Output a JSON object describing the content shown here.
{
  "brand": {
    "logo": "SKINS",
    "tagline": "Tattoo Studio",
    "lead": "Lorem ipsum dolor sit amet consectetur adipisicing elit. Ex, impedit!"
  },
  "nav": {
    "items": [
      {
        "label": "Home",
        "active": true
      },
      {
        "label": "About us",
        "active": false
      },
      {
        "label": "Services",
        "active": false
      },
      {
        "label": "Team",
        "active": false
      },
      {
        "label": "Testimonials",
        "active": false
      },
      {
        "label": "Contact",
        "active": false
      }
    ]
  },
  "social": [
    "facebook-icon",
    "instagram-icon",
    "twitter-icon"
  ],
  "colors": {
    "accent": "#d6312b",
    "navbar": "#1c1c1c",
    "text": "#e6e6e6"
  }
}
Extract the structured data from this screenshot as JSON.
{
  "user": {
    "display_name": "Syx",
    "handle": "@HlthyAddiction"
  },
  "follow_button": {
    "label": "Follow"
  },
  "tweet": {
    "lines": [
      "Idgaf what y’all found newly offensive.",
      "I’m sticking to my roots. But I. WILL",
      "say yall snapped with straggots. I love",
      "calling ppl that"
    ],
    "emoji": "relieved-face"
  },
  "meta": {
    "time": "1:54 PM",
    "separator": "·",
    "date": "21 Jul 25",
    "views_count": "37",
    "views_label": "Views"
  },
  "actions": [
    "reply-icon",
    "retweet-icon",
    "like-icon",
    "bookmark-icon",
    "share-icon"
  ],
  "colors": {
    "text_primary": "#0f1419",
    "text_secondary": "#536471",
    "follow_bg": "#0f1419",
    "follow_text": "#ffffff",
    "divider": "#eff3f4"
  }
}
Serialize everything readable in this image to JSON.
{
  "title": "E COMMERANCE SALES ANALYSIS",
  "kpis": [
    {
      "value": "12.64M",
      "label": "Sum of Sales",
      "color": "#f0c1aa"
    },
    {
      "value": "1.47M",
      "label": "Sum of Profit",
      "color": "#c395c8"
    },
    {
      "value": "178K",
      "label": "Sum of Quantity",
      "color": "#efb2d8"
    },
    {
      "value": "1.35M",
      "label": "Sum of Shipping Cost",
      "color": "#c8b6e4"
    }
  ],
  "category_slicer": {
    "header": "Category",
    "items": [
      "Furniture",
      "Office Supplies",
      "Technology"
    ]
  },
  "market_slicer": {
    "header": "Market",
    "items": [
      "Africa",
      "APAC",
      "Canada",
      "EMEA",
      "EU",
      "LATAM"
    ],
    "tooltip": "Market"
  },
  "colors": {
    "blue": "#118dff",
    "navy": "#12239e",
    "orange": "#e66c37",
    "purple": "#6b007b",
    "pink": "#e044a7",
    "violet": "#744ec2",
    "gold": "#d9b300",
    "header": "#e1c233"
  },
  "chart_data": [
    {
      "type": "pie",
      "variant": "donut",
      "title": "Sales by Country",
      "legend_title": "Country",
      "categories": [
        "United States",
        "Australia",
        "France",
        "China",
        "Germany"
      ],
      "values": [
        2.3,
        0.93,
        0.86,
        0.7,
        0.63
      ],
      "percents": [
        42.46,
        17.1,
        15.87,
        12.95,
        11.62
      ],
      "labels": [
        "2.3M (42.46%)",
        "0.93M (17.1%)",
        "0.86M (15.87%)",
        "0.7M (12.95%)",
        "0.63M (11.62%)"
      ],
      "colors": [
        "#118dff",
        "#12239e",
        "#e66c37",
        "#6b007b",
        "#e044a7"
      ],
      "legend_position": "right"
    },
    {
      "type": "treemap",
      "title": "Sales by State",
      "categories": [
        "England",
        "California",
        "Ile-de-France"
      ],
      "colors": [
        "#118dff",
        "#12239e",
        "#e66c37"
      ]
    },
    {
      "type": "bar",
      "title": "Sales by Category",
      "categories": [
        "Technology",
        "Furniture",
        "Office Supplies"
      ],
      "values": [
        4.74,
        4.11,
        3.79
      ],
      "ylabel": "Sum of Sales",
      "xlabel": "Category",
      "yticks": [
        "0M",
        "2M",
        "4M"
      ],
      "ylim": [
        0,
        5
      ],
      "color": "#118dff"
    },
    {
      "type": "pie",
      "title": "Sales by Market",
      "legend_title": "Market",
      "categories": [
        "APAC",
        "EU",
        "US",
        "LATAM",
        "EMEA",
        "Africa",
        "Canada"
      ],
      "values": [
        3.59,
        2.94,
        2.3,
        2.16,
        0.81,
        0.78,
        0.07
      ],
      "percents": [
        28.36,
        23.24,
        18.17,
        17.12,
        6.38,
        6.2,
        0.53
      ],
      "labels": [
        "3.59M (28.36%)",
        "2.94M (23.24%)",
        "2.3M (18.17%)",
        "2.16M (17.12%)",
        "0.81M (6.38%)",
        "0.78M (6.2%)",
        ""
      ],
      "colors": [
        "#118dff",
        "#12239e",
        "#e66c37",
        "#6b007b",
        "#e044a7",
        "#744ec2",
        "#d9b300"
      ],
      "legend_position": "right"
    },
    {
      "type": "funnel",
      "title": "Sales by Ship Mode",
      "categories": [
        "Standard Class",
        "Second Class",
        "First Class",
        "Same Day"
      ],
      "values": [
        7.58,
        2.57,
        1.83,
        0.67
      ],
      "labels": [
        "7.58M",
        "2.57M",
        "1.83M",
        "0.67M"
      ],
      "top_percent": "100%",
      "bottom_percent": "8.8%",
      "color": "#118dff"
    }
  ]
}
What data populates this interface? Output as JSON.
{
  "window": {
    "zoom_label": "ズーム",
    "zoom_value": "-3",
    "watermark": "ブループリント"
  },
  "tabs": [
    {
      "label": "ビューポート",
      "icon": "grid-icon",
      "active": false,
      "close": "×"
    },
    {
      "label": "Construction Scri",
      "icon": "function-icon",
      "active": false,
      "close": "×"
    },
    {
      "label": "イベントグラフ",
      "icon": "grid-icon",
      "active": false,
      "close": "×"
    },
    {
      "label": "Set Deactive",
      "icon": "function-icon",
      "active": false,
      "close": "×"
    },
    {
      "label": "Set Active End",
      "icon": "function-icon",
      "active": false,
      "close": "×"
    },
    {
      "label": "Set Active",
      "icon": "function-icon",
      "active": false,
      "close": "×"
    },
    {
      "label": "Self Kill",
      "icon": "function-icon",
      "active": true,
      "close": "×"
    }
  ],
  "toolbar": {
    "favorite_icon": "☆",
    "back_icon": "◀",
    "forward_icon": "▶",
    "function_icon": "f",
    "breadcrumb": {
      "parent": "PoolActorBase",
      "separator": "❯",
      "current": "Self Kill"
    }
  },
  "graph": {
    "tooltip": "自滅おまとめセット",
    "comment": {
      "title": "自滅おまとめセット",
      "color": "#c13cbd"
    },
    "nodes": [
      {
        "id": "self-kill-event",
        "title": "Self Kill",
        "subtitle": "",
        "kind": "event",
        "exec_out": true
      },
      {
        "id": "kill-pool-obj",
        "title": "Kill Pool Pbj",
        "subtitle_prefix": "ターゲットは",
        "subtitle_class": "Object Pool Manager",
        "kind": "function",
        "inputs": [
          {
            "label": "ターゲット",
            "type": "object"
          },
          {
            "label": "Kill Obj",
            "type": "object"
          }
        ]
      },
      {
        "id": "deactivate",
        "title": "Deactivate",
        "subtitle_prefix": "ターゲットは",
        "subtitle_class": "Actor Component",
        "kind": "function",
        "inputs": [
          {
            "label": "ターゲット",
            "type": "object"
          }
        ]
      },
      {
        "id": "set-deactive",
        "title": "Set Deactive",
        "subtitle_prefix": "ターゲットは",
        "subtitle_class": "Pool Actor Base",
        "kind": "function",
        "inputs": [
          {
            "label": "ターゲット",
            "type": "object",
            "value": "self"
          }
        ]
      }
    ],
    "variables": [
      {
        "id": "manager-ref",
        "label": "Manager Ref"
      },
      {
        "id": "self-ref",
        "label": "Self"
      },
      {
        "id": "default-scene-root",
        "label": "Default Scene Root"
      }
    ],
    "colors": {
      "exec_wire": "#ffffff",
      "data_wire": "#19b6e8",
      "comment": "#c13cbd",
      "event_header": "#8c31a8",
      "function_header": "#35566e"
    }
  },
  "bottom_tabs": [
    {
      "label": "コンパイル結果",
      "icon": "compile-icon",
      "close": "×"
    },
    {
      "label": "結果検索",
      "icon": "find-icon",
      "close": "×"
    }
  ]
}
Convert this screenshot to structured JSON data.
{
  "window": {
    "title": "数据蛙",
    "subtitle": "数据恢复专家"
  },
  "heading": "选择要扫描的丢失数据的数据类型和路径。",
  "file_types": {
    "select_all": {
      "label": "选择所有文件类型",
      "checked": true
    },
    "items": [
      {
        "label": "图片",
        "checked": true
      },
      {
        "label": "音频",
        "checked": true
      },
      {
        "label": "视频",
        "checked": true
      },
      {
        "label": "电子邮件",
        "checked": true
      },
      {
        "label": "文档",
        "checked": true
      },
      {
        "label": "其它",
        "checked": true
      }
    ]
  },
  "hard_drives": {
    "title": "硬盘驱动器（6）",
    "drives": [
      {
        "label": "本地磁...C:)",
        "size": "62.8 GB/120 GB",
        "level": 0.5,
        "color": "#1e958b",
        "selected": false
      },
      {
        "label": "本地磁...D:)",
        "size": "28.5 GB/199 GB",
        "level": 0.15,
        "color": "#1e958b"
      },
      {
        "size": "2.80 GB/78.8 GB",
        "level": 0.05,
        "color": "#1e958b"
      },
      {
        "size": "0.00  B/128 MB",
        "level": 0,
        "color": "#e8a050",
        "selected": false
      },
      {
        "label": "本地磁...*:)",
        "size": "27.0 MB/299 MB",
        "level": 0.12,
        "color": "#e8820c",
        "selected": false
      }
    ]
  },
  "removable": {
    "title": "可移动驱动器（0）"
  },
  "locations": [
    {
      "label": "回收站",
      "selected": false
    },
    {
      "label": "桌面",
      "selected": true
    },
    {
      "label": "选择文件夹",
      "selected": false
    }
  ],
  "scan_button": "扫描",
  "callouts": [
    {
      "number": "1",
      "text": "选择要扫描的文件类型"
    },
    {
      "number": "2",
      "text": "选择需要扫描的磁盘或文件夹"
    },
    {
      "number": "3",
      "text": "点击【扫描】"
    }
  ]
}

##############################

TASK BRIEF
Return every line above in which the string "Country" occurs.

RESPONSE TO THE EXERCISE
      "title": "Sales by Country",
      "legend_title": "Country",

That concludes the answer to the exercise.